--- START ---

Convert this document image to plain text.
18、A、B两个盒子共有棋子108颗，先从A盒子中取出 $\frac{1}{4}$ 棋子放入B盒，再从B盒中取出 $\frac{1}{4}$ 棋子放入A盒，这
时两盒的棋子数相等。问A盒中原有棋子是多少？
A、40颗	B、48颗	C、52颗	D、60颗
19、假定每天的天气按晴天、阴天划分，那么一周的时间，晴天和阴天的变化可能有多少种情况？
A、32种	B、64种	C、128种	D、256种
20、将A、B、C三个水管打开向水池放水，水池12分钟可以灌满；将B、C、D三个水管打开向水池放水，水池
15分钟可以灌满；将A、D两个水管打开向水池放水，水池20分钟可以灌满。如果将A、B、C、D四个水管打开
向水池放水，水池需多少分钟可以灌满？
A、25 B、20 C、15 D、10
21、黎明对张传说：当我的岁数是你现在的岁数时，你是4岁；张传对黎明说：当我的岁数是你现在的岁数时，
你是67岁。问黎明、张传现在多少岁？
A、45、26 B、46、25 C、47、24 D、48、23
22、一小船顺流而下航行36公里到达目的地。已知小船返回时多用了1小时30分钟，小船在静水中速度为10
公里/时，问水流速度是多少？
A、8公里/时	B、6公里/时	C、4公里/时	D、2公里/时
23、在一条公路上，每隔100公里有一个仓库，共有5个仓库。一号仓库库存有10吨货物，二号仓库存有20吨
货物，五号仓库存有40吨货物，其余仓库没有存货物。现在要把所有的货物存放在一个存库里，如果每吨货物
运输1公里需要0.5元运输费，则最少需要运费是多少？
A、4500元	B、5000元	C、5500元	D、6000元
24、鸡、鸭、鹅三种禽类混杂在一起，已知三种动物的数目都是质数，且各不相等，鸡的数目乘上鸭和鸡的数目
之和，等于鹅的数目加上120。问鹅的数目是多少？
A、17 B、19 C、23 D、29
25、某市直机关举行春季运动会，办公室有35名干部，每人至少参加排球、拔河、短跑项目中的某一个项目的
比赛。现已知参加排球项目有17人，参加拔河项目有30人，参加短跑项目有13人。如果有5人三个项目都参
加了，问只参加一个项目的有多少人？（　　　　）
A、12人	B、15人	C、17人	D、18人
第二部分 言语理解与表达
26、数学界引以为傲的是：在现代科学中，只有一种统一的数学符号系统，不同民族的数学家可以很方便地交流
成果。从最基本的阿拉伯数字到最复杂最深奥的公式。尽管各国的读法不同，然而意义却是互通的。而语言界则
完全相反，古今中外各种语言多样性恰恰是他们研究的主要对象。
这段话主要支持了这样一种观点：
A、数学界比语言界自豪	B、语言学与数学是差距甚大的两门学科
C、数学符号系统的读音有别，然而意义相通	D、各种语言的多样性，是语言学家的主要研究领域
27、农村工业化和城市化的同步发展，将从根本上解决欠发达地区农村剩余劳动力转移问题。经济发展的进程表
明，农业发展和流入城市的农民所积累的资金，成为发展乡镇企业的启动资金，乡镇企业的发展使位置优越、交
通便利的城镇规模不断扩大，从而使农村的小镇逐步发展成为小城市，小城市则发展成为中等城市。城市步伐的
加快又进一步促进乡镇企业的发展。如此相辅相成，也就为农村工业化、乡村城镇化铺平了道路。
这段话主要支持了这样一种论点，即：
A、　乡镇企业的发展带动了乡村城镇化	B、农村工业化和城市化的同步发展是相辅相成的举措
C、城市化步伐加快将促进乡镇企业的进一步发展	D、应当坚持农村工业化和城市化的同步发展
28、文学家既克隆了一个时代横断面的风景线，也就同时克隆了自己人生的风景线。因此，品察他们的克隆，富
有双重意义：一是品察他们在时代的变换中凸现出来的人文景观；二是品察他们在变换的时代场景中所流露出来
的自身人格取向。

--- END ---

_Brief_. Quote the entire listing above exactly.

_Exercise result_.
Convert this document image to plain text.
18、A、B两个盒子共有棋子108颗，先从A盒子中取出 $\frac{1}{4}$ 棋子放入B盒，再从B盒中取出 $\frac{1}{4}$ 棋子放入A盒，这
时两盒的棋子数相等。问A盒中原有棋子是多少？
A、40颗	B、48颗	C、52颗	D、60颗
19、假定每天的天气按晴天、阴天划分，那么一周的时间，晴天和阴天的变化可能有多少种情况？
A、32种	B、64种	C、128种	D、256种
20、将A、B、C三个水管打开向水池放水，水池12分钟可以灌满；将B、C、D三个水管打开向水池放水，水池
15分钟可以灌满；将A、D两个水管打开向水池放水，水池20分钟可以灌满。如果将A、B、C、D四个水管打开
向水池放水，水池需多少分钟可以灌满？
A、25 B、20 C、15 D、10
21、黎明对张传说：当我的岁数是你现在的岁数时，你是4岁；张传对黎明说：当我的岁数是你现在的岁数时，
你是67岁。问黎明、张传现在多少岁？
A、45、26 B、46、25 C、47、24 D、48、23
22、一小船顺流而下航行36公里到达目的地。已知小船返回时多用了1小时30分钟，小船在静水中速度为10
公里/时，问水流速度是多少？
A、8公里/时	B、6公里/时	C、4公里/时	D、2公里/时
23、在一条公路上，每隔100公里有一个仓库，共有5个仓库。一号仓库库存有10吨货物，二号仓库存有20吨
货物，五号仓库存有40吨货物，其余仓库没有存货物。现在要把所有的货物存放在一个存库里，如果每吨货物
运输1公里需要0.5元运输费，则最少需要运费是多少？
A、4500元	B、5000元	C、5500元	D、6000元
24、鸡、鸭、鹅三种禽类混杂在一起，已知三种动物的数目都是质数，且各不相等，鸡的数目乘上鸭和鸡的数目
之和，等于鹅的数目加上120。问鹅的数目是多少？
A、17 B、19 C、23 D、29
25、某市直机关举行春季运动会，办公室有35名干部，每人至少参加排球、拔河、短跑项目中的某一个项目的
比赛。现已知参加排球项目有17人，参加拔河项目有30人，参加短跑项目有13人。如果有5人三个项目都参
加了，问只参加一个项目的有多少人？（　　　　）
A、12人	B、15人	C、17人	D、18人
第二部分 言语理解与表达
26、数学界引以为傲的是：在现代科学中，只有一种统一的数学符号系统，不同民族的数学家可以很方便地交流
成果。从最基本的阿拉伯数字到最复杂最深奥的公式。尽管各国的读法不同，然而意义却是互通的。而语言界则
完全相反，古今中外各种语言多样性恰恰是他们研究的主要对象。
这段话主要支持了这样一种观点：
A、数学界比语言界自豪	B、语言学与数学是差距甚大的两门学科
C、数学符号系统的读音有别，然而意义相通	D、各种语言的多样性，是语言学家的主要研究领域
27、农村工业化和城市化的同步发展，将从根本上解决欠发达地区农村剩余劳动力转移问题。经济发展的进程表
明，农业发展和流入城市的农民所积累的资金，成为发展乡镇企业的启动资金，乡镇企业的发展使位置优越、交
通便利的城镇规模不断扩大，从而使农村的小镇逐步发展成为小城市，小城市则发展成为中等城市。城市步伐的
加快又进一步促进乡镇企业的发展。如此相辅相成，也就为农村工业化、乡村城镇化铺平了道路。
这段话主要支持了这样一种论点，即：
A、　乡镇企业的发展带动了乡村城镇化	B、农村工业化和城市化的同步发展是相辅相成的举措
C、城市化步伐加快将促进乡镇企业的进一步发展	D、应当坚持农村工业化和城市化的同步发展
28、文学家既克隆了一个时代横断面的风景线，也就同时克隆了自己人生的风景线。因此，品察他们的克隆，富
有双重意义：一是品察他们在时代的变换中凸现出来的人文景观；二是品察他们在变换的时代场景中所流露出来
的自身人格取向。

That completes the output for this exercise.